** START OF THE INPUT **

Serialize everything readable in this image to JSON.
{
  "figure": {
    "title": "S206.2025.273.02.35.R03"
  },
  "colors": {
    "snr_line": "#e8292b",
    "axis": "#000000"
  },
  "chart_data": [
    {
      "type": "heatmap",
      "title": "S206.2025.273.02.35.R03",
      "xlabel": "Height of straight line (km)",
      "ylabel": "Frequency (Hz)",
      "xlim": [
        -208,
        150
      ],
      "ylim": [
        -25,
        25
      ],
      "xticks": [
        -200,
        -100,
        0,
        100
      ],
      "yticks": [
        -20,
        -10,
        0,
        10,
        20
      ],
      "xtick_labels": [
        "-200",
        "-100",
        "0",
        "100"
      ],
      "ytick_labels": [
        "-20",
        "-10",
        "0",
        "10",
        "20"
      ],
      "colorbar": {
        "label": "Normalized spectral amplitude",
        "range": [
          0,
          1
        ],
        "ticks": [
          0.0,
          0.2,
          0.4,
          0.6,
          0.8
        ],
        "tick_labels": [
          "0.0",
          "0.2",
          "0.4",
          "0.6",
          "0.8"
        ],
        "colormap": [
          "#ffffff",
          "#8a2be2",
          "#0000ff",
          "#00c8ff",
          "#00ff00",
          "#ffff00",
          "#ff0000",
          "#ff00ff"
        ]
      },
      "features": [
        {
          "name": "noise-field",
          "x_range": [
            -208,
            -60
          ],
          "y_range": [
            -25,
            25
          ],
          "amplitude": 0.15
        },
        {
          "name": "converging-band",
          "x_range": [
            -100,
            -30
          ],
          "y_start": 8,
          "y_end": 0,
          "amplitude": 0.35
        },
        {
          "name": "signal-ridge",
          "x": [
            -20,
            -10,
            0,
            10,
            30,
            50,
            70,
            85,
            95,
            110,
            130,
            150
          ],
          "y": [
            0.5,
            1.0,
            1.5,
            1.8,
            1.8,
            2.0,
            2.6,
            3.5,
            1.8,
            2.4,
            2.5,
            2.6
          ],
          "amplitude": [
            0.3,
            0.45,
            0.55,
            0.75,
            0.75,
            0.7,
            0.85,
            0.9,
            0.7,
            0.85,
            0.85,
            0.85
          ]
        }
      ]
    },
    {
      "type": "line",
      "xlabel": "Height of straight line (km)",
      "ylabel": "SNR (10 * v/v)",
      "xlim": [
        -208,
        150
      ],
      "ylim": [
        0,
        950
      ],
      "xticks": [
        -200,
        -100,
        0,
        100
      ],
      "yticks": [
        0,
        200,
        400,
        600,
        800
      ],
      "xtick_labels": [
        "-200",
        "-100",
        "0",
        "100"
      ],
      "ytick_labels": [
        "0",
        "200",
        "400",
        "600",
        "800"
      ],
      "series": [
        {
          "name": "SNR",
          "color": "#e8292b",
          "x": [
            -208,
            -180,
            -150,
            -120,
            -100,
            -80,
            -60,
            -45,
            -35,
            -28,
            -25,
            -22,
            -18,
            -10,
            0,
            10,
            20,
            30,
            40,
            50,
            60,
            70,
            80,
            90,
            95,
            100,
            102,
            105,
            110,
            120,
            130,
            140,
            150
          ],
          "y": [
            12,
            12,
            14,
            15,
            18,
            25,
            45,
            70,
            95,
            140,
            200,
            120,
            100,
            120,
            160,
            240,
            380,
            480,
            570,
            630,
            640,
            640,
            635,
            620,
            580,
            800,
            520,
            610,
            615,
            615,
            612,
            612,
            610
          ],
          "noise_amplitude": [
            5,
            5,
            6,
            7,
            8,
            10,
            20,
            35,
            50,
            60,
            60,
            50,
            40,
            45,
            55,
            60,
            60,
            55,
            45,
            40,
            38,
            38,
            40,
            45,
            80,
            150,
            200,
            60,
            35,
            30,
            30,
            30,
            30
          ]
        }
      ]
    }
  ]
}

** END OF THE INPUT **

*EXERCISE*
Every entry must be retyped in full, exactly as given.

*SOLUTION*
Serialize everything readable in this image to JSON.
{
  "figure": {
    "title": "S206.2025.273.02.35.R03"
  },
  "colors": {
    "snr_line": "#e8292b",
    "axis": "#000000"
  },
  "chart_data": [
    {
      "type": "heatmap",
      "title": "S206.2025.273.02.35.R03",
      "xlabel": "Height of straight line (km)",
      "ylabel": "Frequency (Hz)",
      "xlim": [
        -208,
        150
      ],
      "ylim": [
        -25,
        25
      ],
      "xticks": [
        -200,
        -100,
        0,
        100
      ],
      "yticks": [
        -20,
        -10,
        0,
        10,
        20
      ],
      "xtick_labels": [
        "-200",
        "-100",
        "0",
        "100"
      ],
      "ytick_labels": [
        "-20",
        "-10",
        "0",
        "10",
        "20"
      ],
      "colorbar": {
        "label": "Normalized spectral amplitude",
        "range": [
          0,
          1
        ],
        "ticks": [
          0.0,
          0.2,
          0.4,
          0.6,
          0.8
        ],
        "tick_labels": [
          "0.0",
          "0.2",
          "0.4",
          "0.6",
          "0.8"
        ],
        "colormap": [
          "#ffffff",
          "#8a2be2",
          "#0000ff",
          "#00c8ff",
          "#00ff00",
          "#ffff00",
          "#ff0000",
          "#ff00ff"
        ]
      },
      "features": [
        {
          "name": "noise-field",
          "x_range": [
            -208,
            -60
          ],
          "y_range": [
            -25,
            25
          ],
          "amplitude": 0.15
        },
        {
          "name": "converging-band",
          "x_range": [
            -100,
            -30
          ],
          "y_start": 8,
          "y_end": 0,
          "amplitude": 0.35
        },
        {
          "name": "signal-ridge",
          "x": [
            -20,
            -10,
            0,
            10,
            30,
            50,
            70,
            85,
            95,
            110,
            130,
            150
          ],
          "y": [
            0.5,
            1.0,
            1.5,
            1.8,
            1.8,
            2.0,
            2.6,
            3.5,
            1.8,
            2.4,
            2.5,
            2.6
          ],
          "amplitude": [
            0.3,
            0.45,
            0.55,
            0.75,
            0.75,
            0.7,
            0.85,
            0.9,
            0.7,
            0.85,
            0.85,
            0.85
          ]
        }
      ]
    },
    {
      "type": "line",
      "xlabel": "Height of straight line (km)",
      "ylabel": "SNR (10 * v/v)",
      "xlim": [
        -208,
        150
      ],
      "ylim": [
        0,
        950
      ],
      "xticks": [
        -200,
        -100,
        0,
        100
      ],
      "yticks": [
        0,
        200,
        400,
        600,
        800
      ],
      "xtick_labels": [
        "-200",
        "-100",
        "0",
        "100"
      ],
      "ytick_labels": [
        "0",
        "200",
        "400",
        "600",
        "800"
      ],
      "series": [
        {
          "name": "SNR",
          "color": "#e8292b",
          "x": [
            -208,
            -180,
            -150,
            -120,
            -100,
            -80,
            -60,
            -45,
            -35,
            -28,
            -25,
            -22,
            -18,
            -10,
            0,
            10,
            20,
            30,
            40,
            50,
            60,
            70,
            80,
            90,
            95,
            100,
            102,
            105,
            110,
            120,
            130,
            140,
            150
          ],
          "y": [
            12,
            12,
            14,
            15,
            18,
            25,
            45,
            70,
            95,
            140,
            200,
            120,
            100,
            120,
            160,
            240,
            380,
            480,
            570,
            630,
            640,
            640,
            635,
            620,
            580,
            800,
            520,
            610,
            615,
            615,
            612,
            612,
            610
          ],
          "noise_amplitude": [
            5,
            5,
            6,
            7,
            8,
            10,
            20,
            35,
            50,
            60,
            60,
            50,
            40,
            45,
            55,
            60,
            60,
            55,
            45,
            40,
            38,
            38,
            40,
            45,
            80,
            150,
            200,
            60,
            35,
            30,
            30,
            30,
            30
          ]
        }
      ]
    }
  ]
}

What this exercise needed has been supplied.